==== SELECTED EXCERPT ====
Enabling Developer Autonomy with Terraform Platform Engineering

With the growing complexity of software development and business requirements, the autonomy and efficiency of development teams has taken a hit. Internal Developer Platforms (IDP) are a growing trend which attempt to solve this by removing the disconnect between developers and the infrastructure they deploy. Platform Engineering is the emerging discipline of building and managing these IDPs using Infrastructure-as-Code (IaC). An IDP is set up by platform engineers to create reproducable environments that can be requested by developers, typically through a developer portal. By using an IDP developers can change configurations and deploy their own templated environments without having to "throw it over the fence" to the platform team.

The latest reporting from Gartner predicts that platform engineering will be present in 80% of large software engineering companies by 2026. IDPs have a multitude of benefits for development teams, such as reducing cognitive load, automating repetitive work, and having consistent, standardized tooling. However, these gains don't come for free. There is inherent complexity involved in building these platforms.

Platform Engineering Architecture

IDPs are commonly split into three components. These components are referred to as the developer control plane, the integration and delivery plane, and the resource plane. You can layer in more planes based on your requirements, frequently these additional planes are monitoring and security based. In essence these abstract planes categorize relevant technologies.

Developer Control Plane

The developer control plane groups tools an application developer interacts with to request their deployed infrastructure. A general workflow for a developer using an IDP would involve writing their application in an IDE, pushing the application to a version control repository, and requesting an environment on the developer portal. Therefore, this plane includes the IDE, version control, application source code, and the developer portal.
====
WHAT IS BEING ASKED:
Please rewrite the Terraform platform engineering text, starting at the words "Platform Engineering Architecture" and ending after "categorize relevant technologies.", with "components" replaced by "parts". The entries that come next have no connection to the Terraform platform engineering text.
==== STORED RECORDS ====
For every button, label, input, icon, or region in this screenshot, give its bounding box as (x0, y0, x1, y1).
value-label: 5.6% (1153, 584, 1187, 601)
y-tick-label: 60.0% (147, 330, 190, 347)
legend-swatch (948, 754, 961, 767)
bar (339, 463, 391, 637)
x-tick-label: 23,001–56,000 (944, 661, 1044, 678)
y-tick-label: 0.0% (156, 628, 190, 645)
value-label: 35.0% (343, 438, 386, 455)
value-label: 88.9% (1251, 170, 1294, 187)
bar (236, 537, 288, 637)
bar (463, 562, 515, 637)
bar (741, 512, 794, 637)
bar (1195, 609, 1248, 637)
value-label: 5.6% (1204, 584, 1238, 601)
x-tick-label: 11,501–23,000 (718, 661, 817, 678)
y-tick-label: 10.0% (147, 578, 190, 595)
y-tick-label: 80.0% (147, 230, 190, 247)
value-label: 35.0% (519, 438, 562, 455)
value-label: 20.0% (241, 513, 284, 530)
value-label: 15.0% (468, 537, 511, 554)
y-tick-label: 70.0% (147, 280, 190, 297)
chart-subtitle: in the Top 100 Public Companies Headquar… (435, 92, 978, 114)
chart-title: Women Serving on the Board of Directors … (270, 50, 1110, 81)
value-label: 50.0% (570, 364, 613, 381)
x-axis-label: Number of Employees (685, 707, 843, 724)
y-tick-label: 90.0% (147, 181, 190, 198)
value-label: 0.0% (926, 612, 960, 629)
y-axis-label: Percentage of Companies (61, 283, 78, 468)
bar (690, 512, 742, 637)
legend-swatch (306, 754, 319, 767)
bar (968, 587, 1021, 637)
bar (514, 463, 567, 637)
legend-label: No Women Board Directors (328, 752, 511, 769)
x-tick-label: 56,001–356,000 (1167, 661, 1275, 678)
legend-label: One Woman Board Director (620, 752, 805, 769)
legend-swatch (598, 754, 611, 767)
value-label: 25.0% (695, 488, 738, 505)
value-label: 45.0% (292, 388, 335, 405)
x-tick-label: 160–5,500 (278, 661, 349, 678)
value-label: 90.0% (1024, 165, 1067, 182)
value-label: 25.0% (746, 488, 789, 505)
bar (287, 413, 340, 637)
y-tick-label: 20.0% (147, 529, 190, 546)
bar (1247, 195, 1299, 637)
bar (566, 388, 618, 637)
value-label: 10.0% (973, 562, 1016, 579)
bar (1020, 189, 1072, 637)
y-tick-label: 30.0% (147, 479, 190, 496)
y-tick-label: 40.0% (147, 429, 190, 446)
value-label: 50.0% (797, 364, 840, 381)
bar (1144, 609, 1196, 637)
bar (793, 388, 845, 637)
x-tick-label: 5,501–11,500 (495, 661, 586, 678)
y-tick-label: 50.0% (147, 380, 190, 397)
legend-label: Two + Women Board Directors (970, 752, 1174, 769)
====
FULL SOLUTION:
Platform Engineering Architecture

IDPs are commonly split into three parts. These parts are referred to as the developer control plane, the integration and delivery plane, and the resource plane. You can layer in more planes based on your requirements, frequently these additional planes are monitoring and security based. In essence these abstract planes categorize relevant technologies.